- Your goal:
Give only the number of lines that include the string "kosmičke".

— start Entries supplied —

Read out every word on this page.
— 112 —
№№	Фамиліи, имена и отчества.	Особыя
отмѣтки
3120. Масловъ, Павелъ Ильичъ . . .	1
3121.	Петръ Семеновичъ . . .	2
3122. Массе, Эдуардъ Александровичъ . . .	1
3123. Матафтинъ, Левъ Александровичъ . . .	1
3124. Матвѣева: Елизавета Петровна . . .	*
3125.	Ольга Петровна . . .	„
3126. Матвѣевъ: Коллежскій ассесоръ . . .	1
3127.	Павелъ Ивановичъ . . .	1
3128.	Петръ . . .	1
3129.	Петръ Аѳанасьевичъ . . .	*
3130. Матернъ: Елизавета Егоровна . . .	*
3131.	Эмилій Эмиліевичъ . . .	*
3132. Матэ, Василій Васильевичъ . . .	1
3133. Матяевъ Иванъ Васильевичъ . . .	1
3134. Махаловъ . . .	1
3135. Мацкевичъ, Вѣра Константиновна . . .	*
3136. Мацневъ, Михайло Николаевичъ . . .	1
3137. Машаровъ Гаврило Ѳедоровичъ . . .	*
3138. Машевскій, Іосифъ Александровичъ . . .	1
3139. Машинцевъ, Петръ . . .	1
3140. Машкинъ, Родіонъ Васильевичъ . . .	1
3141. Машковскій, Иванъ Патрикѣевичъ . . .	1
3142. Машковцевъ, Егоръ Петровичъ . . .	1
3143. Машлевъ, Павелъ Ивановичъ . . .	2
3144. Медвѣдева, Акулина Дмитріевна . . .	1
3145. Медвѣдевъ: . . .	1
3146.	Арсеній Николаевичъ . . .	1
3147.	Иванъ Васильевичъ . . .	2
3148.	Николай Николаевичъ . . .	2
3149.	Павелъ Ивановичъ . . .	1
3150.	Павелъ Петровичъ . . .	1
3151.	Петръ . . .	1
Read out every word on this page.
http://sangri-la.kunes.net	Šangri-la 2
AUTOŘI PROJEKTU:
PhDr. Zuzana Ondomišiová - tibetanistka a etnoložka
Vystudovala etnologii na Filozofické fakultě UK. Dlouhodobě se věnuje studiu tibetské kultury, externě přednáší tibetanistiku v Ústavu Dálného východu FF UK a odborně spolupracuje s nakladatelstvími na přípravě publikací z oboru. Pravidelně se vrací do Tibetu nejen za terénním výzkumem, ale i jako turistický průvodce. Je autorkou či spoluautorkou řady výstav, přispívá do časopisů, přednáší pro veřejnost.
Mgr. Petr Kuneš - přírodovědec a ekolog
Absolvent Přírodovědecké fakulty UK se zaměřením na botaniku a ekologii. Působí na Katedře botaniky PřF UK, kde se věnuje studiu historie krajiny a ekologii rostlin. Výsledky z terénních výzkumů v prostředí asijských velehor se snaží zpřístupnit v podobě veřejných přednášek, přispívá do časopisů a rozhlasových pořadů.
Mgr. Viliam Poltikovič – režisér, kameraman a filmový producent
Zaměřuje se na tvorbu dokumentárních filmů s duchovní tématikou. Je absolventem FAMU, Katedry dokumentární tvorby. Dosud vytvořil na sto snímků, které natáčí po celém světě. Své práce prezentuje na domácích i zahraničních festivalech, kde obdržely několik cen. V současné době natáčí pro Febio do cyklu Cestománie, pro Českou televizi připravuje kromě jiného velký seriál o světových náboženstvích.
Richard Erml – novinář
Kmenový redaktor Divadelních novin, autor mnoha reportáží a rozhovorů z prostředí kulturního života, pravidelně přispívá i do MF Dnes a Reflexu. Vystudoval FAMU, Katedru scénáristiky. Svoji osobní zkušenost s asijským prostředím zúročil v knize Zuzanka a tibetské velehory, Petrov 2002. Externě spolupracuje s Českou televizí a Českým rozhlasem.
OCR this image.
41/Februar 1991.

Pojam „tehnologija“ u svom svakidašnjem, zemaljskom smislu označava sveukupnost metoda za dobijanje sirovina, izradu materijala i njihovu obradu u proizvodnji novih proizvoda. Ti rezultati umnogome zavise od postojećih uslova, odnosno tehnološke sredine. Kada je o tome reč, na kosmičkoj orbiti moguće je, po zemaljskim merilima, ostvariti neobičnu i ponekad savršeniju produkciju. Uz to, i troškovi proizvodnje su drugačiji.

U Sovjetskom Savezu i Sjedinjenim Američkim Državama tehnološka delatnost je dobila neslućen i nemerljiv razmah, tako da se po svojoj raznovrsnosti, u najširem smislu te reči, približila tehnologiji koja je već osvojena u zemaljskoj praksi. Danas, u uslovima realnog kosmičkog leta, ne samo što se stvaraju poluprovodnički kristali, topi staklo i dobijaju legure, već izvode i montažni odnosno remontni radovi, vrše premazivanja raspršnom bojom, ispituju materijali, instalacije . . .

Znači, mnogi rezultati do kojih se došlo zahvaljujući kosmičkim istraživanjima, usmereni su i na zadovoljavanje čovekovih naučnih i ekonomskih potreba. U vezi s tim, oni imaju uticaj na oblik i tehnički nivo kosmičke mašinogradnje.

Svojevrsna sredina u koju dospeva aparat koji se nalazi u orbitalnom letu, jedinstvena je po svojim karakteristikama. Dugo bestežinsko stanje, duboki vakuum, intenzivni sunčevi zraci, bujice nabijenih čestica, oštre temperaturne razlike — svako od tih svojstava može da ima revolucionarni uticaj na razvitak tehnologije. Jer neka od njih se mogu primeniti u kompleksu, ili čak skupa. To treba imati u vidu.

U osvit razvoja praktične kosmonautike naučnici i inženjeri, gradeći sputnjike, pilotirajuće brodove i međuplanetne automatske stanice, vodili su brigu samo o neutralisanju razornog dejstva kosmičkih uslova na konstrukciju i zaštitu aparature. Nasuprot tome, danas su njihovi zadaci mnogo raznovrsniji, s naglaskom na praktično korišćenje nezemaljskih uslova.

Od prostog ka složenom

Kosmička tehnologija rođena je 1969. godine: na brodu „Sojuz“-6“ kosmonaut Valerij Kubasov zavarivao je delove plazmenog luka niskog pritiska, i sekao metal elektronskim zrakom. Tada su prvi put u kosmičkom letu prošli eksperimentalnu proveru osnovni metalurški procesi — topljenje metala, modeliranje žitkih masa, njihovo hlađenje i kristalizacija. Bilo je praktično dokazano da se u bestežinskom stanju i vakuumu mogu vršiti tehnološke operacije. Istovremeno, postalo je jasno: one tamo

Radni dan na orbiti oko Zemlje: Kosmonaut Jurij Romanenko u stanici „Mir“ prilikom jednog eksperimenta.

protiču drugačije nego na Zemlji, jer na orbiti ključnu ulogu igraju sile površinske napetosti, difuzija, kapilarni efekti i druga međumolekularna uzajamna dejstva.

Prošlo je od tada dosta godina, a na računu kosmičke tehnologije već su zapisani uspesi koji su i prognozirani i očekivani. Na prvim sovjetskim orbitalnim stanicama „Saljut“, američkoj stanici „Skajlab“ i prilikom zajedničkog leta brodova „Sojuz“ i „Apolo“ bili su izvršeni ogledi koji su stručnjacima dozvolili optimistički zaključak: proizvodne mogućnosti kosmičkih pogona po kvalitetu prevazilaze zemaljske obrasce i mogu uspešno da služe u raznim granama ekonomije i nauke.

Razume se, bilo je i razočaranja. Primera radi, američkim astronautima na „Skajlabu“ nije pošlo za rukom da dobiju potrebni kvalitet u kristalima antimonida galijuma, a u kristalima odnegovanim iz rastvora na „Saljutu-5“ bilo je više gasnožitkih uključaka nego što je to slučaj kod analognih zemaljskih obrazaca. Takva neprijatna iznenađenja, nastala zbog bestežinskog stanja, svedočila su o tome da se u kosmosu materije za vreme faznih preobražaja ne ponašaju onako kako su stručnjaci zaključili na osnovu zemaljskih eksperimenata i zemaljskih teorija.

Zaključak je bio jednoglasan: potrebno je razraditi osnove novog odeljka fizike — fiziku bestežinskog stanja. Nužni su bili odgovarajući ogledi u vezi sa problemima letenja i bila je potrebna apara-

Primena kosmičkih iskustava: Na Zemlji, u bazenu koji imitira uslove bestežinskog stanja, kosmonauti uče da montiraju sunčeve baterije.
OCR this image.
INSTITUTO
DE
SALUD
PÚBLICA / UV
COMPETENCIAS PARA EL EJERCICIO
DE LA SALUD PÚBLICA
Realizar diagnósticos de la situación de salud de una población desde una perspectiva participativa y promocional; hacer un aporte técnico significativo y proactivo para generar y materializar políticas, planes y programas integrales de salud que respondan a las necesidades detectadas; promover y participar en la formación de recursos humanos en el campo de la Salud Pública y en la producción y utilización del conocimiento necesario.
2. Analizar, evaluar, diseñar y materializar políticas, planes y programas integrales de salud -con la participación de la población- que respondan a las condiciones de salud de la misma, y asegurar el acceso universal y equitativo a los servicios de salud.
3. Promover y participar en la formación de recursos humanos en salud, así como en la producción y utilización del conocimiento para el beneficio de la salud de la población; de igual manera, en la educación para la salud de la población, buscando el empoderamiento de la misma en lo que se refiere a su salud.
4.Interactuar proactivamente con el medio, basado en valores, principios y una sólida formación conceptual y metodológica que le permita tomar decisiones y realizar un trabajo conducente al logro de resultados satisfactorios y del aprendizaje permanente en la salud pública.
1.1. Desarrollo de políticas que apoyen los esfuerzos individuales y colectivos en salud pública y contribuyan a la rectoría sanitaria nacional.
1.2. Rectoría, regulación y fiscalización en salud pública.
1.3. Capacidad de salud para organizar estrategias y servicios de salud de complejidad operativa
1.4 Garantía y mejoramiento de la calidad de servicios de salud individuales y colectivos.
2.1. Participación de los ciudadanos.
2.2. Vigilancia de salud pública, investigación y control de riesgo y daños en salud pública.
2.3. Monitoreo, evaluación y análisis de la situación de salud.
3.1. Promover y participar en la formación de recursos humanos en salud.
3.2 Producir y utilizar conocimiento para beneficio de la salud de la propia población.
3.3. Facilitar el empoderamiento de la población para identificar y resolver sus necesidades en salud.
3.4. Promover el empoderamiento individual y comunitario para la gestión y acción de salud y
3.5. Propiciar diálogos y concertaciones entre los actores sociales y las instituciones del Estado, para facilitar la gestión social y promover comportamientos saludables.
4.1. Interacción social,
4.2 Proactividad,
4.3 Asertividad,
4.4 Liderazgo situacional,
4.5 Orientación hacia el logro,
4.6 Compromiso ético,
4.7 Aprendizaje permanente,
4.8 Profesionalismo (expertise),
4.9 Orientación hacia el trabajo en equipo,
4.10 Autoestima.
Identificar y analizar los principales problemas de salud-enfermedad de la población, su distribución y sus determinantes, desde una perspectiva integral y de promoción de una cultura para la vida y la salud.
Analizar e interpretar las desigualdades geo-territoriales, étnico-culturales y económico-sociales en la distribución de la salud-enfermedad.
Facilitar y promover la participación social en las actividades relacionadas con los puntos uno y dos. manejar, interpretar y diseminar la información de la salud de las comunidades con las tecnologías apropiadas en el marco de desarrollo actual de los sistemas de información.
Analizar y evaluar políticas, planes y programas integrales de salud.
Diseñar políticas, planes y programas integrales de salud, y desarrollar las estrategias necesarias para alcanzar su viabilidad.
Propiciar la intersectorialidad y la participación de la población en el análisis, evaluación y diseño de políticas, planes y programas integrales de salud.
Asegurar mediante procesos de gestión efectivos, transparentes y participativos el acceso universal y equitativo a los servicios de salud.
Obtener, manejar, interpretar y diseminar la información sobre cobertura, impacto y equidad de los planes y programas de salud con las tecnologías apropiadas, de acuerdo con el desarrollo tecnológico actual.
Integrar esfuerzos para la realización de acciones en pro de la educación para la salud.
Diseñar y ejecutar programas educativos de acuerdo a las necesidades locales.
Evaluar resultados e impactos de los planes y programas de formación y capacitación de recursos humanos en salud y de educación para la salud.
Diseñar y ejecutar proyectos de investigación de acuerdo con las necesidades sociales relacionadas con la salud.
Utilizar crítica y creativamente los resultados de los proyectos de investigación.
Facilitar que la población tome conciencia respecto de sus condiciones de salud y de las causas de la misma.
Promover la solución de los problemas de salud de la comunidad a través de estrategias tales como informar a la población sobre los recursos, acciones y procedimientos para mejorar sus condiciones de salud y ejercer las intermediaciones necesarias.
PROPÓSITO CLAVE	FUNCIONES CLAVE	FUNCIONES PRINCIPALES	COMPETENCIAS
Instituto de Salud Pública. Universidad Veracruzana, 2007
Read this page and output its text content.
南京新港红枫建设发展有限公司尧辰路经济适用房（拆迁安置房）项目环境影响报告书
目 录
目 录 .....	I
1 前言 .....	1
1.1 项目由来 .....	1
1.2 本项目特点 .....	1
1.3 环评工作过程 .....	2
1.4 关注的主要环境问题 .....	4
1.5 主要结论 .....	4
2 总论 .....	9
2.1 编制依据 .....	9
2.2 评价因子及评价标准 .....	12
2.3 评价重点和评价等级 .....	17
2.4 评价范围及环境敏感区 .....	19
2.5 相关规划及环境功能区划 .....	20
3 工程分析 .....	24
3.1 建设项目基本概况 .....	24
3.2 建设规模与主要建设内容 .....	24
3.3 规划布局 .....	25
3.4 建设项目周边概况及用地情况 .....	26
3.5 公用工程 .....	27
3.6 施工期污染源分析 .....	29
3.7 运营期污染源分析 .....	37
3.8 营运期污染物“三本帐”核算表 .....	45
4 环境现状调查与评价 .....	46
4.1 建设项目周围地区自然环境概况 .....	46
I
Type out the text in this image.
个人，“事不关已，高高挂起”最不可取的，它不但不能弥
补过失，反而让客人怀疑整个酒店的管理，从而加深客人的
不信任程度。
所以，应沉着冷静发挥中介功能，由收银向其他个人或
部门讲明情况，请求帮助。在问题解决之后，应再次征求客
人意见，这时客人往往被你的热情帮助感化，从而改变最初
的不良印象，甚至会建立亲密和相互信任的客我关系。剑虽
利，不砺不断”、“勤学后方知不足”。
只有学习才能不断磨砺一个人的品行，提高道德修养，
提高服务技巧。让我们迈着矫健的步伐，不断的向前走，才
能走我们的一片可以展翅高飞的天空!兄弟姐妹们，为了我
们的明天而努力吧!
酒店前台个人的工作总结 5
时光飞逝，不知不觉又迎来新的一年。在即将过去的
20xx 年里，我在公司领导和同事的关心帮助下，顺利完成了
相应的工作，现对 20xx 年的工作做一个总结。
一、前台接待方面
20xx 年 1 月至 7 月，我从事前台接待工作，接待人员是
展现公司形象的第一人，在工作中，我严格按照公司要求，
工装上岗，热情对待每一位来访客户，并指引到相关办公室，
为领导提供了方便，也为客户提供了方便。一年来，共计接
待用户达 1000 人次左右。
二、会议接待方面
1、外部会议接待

— end Entries supplied —

- Complete output:
2